[TEXTO DA PÁGINA]
================

O Conselho Superior da Defensoria Pública não vai poder, como pretendia, reunir para afastar o Defensor Geral, Tibiriçá Holanda Valério. Em Medida Liminar decretada na manhã desta sexta-feira, o juiz Elci Simões(foto), da 2a Vara da Fazenda Pública do Amazonas, determinou que o presidente do Conselho, José Ricardo Vieira Andrade, "se abstenha da prática de qualquer ato que resulte no afastamento sumário do impetrante, "até ulterior delibderação desta corte de justiça".
O conselho pretendia reunir, por indicação do seu presidente, Jose Ricardo, para afastar Tibiriçá.

================

[PROBLEMAS A RESOLVER]
1/ Como se traduz para o inglês esta frase do texto da página: "O conselho pretendia reunir, por indicação do seu presidente, Jose Ricardo, para afastar Tibiriçá."?
2/ Continue a notícia sobre a liminar que impede o afastamento do Defensor Geral, a partir do ponto em que o texto termina.

================

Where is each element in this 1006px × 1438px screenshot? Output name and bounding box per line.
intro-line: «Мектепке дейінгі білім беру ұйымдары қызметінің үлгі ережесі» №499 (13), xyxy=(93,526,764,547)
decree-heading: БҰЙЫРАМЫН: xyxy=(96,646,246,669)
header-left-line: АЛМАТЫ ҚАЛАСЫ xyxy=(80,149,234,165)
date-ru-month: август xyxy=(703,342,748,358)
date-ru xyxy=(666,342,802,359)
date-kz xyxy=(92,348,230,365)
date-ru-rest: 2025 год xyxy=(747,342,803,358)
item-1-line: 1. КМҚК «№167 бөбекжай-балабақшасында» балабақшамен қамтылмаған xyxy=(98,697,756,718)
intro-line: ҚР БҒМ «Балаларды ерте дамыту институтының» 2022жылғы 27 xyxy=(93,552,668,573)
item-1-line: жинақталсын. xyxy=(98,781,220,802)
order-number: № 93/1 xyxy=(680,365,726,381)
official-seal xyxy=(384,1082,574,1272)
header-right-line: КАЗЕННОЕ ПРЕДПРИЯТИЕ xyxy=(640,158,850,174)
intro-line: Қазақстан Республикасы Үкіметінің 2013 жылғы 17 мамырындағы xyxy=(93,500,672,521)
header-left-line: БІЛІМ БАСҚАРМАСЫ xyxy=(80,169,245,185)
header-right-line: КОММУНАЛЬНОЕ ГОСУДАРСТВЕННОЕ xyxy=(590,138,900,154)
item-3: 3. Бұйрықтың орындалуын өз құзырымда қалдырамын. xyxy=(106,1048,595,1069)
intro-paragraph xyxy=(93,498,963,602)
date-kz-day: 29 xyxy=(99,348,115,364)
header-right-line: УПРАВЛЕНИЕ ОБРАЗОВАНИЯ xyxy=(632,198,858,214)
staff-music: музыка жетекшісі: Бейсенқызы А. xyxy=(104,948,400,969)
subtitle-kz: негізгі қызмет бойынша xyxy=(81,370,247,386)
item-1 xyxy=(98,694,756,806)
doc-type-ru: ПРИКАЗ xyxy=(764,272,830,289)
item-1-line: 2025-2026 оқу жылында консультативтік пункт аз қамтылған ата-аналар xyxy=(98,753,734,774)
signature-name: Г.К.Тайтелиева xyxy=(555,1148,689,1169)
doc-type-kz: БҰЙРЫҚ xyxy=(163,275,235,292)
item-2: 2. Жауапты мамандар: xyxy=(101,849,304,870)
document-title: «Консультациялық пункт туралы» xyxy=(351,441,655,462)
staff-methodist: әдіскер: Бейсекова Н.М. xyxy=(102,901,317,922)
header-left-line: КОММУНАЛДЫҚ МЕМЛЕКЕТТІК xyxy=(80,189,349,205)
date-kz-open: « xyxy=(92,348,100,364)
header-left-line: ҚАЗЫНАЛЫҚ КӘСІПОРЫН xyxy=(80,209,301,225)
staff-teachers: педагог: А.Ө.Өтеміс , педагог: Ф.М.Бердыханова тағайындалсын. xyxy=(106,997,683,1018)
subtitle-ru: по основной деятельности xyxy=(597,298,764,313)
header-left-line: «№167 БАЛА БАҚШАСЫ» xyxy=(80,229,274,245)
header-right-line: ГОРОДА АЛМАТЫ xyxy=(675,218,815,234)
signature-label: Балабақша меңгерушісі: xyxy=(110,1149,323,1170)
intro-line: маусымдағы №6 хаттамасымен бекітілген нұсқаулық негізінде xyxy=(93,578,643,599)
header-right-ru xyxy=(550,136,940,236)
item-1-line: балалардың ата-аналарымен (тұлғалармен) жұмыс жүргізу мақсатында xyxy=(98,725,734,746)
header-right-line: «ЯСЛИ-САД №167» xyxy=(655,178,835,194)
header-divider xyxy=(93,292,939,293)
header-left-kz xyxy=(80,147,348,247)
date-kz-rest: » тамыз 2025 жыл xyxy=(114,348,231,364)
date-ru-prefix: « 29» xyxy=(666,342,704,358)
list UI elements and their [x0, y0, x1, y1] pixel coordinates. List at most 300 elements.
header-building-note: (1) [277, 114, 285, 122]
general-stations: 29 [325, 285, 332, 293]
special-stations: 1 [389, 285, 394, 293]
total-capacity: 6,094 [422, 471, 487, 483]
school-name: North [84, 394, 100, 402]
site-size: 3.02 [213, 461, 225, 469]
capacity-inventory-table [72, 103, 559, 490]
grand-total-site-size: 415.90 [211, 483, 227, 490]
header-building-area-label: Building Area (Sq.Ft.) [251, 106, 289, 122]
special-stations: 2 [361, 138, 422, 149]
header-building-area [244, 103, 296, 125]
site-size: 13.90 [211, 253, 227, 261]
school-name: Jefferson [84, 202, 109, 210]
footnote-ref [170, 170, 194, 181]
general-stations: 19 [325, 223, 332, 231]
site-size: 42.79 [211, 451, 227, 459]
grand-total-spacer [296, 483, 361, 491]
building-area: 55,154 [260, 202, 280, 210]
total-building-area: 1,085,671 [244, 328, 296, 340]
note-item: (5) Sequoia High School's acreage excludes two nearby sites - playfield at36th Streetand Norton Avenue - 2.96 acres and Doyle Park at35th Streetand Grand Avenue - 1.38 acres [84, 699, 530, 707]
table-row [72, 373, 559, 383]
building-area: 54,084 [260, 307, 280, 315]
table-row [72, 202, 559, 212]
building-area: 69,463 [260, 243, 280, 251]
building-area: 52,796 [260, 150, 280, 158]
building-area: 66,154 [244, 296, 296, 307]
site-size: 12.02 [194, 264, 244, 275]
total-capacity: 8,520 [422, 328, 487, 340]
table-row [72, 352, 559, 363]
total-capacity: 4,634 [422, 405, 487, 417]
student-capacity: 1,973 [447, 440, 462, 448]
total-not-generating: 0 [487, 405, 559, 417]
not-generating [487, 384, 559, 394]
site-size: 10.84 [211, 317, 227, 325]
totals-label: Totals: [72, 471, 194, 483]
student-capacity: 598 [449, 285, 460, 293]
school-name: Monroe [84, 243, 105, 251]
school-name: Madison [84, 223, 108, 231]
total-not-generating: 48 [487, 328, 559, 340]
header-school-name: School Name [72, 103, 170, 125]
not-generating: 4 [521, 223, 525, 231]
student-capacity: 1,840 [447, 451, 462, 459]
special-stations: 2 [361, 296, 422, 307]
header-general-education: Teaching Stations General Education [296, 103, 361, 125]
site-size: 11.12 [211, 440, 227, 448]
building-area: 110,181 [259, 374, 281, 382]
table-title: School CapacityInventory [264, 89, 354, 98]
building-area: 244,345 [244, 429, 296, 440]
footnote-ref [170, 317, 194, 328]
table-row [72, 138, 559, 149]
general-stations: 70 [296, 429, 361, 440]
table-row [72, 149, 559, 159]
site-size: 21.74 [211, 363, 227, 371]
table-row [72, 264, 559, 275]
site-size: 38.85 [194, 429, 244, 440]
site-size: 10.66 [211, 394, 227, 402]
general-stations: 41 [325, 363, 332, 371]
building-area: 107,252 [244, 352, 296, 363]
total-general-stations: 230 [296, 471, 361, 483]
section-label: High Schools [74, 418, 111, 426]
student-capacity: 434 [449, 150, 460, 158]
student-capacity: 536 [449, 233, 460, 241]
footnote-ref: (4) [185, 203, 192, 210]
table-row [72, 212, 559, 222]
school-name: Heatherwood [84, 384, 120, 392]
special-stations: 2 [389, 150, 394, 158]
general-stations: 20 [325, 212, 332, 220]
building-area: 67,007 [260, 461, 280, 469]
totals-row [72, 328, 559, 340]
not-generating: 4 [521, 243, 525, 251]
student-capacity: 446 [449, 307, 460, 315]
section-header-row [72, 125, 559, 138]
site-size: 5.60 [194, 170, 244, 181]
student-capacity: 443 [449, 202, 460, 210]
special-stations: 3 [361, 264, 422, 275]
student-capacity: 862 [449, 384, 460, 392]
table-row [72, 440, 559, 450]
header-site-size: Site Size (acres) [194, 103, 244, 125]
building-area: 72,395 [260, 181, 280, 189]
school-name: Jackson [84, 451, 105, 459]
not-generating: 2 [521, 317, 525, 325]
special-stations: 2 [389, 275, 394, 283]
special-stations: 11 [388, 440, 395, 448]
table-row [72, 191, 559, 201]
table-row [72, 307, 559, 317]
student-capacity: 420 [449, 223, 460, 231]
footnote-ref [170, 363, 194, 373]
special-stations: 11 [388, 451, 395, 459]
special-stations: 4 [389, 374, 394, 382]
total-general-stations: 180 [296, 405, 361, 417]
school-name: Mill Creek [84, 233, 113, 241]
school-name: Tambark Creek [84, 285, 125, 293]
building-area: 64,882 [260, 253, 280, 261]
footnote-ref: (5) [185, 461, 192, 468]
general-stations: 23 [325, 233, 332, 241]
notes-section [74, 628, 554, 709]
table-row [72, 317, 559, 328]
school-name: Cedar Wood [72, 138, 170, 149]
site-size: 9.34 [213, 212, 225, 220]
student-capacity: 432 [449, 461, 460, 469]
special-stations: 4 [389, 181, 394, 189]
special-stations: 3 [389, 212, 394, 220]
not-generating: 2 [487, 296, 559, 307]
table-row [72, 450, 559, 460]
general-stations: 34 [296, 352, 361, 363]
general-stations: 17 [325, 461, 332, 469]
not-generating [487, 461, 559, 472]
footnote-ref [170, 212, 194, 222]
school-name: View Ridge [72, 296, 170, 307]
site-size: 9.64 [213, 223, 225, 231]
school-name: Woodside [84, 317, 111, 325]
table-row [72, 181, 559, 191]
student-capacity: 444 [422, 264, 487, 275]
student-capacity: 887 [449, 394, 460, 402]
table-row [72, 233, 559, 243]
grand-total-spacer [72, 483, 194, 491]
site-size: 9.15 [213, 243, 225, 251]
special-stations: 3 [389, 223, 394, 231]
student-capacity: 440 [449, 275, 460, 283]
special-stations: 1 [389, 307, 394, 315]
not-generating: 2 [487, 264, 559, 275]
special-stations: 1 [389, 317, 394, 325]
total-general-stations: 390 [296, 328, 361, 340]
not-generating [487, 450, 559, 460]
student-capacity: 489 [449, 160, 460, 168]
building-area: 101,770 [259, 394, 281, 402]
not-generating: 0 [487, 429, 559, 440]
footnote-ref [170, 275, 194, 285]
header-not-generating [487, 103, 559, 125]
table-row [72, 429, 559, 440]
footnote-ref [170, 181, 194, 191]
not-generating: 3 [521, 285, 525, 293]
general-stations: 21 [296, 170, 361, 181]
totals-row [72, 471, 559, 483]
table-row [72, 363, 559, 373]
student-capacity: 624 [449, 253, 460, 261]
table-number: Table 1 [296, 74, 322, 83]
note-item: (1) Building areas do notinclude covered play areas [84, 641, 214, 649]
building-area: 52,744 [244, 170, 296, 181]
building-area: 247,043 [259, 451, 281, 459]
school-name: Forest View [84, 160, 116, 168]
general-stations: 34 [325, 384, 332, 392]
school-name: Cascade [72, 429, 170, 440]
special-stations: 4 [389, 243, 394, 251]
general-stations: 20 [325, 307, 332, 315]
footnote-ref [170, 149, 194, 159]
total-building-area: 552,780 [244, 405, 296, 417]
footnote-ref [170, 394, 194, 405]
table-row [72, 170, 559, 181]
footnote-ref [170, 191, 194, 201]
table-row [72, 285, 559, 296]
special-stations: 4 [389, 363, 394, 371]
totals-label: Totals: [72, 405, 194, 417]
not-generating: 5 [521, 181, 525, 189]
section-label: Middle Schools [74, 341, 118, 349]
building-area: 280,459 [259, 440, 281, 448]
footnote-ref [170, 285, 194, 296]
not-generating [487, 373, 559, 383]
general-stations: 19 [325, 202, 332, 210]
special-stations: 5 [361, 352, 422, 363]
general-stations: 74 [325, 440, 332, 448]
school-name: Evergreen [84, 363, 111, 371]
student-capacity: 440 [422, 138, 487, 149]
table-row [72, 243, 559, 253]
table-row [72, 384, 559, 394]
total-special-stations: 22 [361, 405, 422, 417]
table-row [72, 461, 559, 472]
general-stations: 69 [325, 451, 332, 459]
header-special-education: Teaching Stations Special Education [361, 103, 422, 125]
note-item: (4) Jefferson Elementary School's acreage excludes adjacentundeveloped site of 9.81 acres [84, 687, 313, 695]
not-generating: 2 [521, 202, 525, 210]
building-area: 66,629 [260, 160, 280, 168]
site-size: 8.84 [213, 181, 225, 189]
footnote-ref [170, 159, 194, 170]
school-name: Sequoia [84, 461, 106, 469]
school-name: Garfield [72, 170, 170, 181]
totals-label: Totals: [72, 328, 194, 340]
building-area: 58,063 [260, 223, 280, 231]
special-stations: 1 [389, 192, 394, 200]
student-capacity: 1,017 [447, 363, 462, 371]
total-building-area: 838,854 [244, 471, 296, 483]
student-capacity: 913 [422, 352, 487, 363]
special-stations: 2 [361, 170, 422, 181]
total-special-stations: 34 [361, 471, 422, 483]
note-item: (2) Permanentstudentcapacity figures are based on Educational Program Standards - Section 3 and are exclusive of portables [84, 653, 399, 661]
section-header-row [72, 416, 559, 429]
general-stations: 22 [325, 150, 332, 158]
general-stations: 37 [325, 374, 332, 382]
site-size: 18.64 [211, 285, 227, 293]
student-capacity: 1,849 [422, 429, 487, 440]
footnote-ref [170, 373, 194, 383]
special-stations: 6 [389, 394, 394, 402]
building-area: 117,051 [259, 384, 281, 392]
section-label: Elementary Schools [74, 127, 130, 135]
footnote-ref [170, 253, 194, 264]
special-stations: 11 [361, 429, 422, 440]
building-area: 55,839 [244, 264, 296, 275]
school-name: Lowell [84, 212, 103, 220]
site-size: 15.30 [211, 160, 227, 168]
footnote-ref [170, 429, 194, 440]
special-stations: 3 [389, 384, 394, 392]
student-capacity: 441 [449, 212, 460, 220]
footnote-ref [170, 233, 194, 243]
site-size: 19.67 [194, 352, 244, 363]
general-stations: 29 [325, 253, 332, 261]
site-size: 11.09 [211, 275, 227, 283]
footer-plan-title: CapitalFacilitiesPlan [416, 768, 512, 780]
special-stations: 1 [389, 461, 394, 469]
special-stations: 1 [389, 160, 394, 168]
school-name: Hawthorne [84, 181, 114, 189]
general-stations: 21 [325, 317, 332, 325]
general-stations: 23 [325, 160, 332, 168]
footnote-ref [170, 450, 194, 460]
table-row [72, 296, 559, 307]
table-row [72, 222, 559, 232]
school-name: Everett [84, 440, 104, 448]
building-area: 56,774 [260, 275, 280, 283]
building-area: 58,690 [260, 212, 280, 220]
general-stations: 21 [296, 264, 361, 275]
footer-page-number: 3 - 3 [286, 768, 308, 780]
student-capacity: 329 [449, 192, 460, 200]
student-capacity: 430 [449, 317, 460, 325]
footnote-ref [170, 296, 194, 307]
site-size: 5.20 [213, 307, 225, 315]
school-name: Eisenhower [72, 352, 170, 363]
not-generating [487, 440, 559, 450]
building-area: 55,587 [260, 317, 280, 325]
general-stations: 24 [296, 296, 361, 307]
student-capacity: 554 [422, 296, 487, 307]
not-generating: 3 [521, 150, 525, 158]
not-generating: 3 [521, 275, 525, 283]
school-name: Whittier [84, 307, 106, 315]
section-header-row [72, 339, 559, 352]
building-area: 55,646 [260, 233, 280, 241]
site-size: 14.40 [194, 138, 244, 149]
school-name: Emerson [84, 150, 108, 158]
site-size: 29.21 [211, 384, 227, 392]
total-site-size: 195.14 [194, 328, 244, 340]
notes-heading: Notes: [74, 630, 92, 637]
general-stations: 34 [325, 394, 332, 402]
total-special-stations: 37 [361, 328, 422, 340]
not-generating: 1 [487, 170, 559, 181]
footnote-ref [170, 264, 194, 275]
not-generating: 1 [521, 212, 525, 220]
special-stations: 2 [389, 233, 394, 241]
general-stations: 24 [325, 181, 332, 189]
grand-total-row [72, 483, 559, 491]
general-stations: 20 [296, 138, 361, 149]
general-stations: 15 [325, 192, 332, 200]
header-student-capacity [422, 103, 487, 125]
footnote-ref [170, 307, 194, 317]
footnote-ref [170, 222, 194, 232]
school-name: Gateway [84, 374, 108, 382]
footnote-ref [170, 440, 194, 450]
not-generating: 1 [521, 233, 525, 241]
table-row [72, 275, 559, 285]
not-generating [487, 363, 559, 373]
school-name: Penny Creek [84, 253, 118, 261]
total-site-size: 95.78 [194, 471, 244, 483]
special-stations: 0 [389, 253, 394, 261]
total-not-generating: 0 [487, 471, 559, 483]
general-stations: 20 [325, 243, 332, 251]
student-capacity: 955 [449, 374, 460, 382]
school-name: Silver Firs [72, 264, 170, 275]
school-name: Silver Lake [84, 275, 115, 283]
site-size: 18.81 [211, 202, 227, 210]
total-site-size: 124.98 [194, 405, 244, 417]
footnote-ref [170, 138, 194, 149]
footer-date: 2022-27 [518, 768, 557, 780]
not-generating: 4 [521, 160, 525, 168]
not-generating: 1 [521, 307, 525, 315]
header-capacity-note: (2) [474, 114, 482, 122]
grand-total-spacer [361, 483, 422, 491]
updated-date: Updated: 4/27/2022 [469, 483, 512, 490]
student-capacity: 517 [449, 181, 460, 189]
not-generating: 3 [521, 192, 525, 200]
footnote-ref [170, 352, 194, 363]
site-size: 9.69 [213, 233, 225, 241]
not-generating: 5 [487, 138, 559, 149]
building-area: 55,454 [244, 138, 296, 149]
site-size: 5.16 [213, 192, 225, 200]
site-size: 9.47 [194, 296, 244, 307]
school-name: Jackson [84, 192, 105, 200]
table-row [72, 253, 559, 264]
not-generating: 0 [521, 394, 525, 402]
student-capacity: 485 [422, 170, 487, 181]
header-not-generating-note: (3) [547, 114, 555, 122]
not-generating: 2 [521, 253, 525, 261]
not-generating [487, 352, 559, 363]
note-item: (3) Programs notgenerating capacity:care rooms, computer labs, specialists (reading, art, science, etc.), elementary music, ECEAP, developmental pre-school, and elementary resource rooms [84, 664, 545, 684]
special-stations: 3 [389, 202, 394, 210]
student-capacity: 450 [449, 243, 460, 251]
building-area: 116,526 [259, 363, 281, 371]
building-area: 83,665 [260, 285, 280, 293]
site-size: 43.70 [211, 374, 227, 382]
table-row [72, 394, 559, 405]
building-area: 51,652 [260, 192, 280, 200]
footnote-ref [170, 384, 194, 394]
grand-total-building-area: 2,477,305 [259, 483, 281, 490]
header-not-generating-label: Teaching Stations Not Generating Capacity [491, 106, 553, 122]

================

[CONJUNTO DE RESPOSTAS]
1/ The council intended to convene, at the recommendation of its president, Jose Ricardo, to remove Tibiriçá.

2/
Na sua decisão, Elci simões diz que "impressiona o pouco caso que o Conselho Superior da Defensoria Pública tenha feito da garantia constitucional do contraditório, ao deixar de notificar o impetrante para a apresentação de manifestação prévia ou até mesmo para comparecer a reunião em qued se deliberaria sobre o seu afastamento".
Tibiriçá é acusado de ser um dos mentores de fraude no concurso da Defensoria. Um de seus filhos, Tibiriçá Holanda Filho, teria sido um dos beneficiários da fraude.